> _Given problem_: Below is a block of records. Copy every line in it that contains the word "Main".

**** Record extracts

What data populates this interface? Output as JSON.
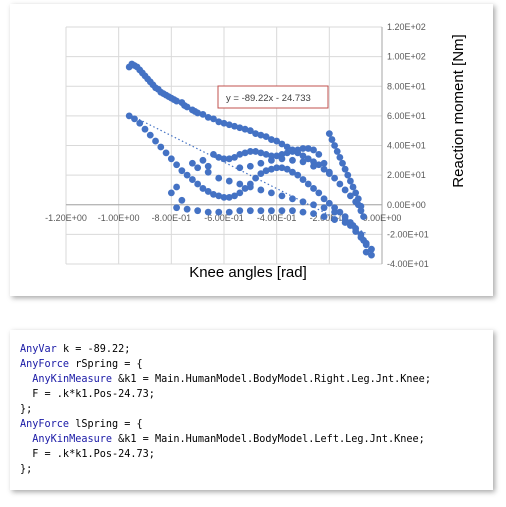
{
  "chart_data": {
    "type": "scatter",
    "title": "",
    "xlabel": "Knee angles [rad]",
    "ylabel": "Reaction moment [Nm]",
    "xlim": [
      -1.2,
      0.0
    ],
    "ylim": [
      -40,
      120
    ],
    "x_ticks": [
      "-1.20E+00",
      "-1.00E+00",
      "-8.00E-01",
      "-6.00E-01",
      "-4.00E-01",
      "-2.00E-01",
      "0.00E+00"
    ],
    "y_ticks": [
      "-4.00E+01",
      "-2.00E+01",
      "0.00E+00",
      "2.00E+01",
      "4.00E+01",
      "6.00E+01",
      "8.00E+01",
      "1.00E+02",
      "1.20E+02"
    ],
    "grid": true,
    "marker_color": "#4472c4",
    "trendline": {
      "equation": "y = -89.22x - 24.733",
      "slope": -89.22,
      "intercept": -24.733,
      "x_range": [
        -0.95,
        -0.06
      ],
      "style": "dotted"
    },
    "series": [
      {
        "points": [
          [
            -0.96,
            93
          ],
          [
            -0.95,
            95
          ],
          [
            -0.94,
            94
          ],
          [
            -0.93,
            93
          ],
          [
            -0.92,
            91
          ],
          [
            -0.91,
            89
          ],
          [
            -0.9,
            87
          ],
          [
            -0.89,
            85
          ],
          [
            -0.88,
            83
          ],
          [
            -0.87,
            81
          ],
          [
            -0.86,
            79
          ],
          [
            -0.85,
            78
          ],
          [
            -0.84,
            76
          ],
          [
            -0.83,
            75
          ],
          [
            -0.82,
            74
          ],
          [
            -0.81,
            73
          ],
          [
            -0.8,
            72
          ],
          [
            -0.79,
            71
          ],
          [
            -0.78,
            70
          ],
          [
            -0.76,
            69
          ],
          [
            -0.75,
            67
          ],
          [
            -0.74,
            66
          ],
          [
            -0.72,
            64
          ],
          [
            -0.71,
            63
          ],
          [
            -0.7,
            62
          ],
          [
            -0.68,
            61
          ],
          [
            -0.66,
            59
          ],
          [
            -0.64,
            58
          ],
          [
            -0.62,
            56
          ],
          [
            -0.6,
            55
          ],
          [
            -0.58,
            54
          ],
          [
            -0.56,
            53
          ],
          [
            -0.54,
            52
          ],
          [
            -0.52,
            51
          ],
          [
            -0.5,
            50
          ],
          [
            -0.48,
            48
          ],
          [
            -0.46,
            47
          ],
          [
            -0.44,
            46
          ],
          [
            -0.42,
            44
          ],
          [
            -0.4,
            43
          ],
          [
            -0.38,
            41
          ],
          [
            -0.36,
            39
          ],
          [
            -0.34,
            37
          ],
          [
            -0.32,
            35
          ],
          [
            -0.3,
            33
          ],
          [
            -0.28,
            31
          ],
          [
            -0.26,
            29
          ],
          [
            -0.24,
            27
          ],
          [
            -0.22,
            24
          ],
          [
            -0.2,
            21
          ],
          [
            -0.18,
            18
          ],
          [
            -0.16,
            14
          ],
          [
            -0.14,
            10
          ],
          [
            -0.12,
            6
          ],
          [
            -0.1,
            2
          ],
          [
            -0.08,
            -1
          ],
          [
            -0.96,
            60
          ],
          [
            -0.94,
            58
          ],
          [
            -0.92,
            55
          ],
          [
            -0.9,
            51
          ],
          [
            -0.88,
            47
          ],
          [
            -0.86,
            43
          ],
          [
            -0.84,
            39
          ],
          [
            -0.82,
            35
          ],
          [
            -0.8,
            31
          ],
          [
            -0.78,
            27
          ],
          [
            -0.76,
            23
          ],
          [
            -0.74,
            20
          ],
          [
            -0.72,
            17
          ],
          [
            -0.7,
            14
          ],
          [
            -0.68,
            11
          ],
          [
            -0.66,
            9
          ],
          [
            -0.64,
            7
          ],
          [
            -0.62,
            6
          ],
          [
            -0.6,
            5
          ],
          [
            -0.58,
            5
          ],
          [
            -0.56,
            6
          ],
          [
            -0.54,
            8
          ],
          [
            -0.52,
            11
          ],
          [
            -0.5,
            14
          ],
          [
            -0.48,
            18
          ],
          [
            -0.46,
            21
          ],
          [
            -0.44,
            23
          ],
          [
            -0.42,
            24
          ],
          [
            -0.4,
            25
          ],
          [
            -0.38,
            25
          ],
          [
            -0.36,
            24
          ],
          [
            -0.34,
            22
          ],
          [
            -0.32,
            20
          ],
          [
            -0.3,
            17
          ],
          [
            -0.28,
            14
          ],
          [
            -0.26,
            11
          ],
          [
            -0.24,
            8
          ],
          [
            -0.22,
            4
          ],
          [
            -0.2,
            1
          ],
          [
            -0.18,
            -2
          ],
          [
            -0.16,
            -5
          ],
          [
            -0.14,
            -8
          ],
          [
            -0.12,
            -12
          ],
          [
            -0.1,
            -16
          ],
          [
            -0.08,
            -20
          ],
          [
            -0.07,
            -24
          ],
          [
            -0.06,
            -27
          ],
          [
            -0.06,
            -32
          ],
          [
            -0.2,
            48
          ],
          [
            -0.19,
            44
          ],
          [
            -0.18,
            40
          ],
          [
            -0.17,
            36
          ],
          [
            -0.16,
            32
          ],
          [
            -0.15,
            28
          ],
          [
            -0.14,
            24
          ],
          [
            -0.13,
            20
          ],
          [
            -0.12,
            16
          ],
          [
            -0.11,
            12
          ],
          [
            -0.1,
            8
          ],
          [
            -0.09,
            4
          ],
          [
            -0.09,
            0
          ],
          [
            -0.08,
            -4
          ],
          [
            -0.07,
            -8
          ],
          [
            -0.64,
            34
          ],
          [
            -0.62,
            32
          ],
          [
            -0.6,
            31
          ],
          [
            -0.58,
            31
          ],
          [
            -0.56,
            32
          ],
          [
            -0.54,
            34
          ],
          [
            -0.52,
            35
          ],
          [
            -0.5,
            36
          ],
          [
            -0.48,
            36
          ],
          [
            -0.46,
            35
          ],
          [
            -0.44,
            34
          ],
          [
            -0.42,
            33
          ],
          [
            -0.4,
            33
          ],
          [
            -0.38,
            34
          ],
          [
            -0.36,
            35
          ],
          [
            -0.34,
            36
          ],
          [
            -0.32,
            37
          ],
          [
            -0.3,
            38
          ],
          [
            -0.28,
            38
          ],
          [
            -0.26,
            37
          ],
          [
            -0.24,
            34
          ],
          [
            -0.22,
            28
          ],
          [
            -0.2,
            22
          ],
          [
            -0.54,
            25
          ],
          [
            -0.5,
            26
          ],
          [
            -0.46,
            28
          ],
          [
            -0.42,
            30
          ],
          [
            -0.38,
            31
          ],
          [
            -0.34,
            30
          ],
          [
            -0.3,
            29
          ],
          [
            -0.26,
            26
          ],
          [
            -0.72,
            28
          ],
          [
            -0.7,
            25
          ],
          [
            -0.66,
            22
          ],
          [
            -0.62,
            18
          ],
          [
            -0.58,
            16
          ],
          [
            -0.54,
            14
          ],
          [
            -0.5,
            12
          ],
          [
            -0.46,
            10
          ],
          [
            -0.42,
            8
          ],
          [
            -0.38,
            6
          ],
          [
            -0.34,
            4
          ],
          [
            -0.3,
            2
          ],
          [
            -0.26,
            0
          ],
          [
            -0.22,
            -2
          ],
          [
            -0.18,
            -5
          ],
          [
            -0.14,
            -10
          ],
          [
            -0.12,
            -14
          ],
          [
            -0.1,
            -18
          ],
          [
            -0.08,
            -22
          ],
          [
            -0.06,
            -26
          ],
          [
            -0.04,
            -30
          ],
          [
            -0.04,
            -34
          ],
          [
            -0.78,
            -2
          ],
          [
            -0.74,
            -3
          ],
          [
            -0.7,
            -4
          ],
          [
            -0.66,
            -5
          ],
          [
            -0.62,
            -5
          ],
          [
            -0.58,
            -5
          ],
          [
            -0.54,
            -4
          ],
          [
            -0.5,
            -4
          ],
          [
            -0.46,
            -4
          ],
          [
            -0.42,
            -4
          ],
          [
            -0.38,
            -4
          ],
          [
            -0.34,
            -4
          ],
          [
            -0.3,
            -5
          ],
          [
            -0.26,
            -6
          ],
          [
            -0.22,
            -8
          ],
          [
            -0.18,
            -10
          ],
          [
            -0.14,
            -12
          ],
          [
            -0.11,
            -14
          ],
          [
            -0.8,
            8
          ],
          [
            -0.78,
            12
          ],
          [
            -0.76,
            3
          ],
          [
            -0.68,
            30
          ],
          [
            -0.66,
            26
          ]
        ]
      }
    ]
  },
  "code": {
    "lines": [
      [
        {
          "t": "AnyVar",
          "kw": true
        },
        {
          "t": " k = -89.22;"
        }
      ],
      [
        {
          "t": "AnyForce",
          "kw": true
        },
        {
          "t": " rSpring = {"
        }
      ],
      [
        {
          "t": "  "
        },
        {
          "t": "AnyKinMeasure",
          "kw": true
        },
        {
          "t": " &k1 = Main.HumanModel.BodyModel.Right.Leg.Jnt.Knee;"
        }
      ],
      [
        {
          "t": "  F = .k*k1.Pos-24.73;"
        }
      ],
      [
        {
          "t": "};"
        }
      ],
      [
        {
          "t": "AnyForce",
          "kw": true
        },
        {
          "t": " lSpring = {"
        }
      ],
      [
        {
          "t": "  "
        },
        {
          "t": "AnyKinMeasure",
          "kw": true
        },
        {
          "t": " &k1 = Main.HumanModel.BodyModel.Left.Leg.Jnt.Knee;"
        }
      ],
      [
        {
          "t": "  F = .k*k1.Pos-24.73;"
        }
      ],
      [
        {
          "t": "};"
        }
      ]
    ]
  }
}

********

> _Exercise result_:
          "t": " &k1 = Main.HumanModel.BodyModel.Right.Leg.Jnt.Knee;"
          "t": " &k1 = Main.HumanModel.BodyModel.Left.Leg.Jnt.Knee;"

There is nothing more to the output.